STORED ROWS:

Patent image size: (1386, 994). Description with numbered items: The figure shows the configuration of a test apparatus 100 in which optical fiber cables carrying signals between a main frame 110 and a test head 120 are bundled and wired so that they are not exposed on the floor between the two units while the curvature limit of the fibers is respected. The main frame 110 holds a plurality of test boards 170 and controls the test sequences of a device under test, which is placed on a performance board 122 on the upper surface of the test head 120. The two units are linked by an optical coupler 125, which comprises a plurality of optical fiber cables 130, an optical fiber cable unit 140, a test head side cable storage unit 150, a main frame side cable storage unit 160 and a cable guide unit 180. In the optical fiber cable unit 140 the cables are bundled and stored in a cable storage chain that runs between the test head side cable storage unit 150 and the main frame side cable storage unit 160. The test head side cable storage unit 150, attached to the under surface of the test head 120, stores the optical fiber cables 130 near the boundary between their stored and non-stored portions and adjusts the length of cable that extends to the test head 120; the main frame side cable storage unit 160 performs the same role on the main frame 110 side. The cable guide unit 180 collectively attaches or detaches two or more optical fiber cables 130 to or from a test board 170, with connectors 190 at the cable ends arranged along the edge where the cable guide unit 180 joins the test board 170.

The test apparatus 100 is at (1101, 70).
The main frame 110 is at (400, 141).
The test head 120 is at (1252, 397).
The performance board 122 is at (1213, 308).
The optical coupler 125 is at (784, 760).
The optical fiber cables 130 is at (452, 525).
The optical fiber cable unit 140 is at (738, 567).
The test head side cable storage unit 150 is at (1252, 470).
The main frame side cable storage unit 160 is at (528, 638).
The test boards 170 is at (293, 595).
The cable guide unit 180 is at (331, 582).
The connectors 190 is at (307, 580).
...
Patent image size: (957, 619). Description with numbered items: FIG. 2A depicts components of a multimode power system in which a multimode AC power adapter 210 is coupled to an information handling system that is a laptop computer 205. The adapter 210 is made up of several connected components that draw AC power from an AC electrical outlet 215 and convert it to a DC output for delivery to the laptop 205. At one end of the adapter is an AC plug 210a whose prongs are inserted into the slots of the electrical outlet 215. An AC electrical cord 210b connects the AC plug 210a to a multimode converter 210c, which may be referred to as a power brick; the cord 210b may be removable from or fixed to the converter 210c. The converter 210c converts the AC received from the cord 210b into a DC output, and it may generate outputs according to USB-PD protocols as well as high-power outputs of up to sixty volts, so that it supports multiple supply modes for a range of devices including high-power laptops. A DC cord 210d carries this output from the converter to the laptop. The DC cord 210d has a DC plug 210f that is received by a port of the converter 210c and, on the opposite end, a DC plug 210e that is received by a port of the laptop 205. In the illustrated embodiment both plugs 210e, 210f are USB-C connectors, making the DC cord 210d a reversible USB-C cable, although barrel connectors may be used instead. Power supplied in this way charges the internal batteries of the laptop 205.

SHORT PROBLEM:
Reproduce the part of the listing that opens with the line containing "Patent image size: (1386, 994)." and closes with the line containing "The optical fiber cable unit 140 is", both lines included.

SOLUTION TO THE EXERCISE:
Patent image size: (1386, 994). Description with numbered items: The figure shows the configuration of a test apparatus 100 in which optical fiber cables carrying signals between a main frame 110 and a test head 120 are bundled and wired so that they are not exposed on the floor between the two units while the curvature limit of the fibers is respected. The main frame 110 holds a plurality of test boards 170 and controls the test sequences of a device under test, which is placed on a performance board 122 on the upper surface of the test head 120. The two units are linked by an optical coupler 125, which comprises a plurality of optical fiber cables 130, an optical fiber cable unit 140, a test head side cable storage unit 150, a main frame side cable storage unit 160 and a cable guide unit 180. In the optical fiber cable unit 140 the cables are bundled and stored in a cable storage chain that runs between the test head side cable storage unit 150 and the main frame side cable storage unit 160. The test head side cable storage unit 150, attached to the under surface of the test head 120, stores the optical fiber cables 130 near the boundary between their stored and non-stored portions and adjusts the length of cable that extends to the test head 120; the main frame side cable storage unit 160 performs the same role on the main frame 110 side. The cable guide unit 180 collectively attaches or detaches two or more optical fiber cables 130 to or from a test board 170, with connectors 190 at the cable ends arranged along the edge where the cable guide unit 180 joins the test board 170.

The test apparatus 100 is at (1101, 70).
The main frame 110 is at (400, 141).
The test head 120 is at (1252, 397).
The performance board 122 is at (1213, 308).
The optical coupler 125 is at (784, 760).
The optical fiber cables 130 is at (452, 525).
The optical fiber cable unit 140 is at (738, 567).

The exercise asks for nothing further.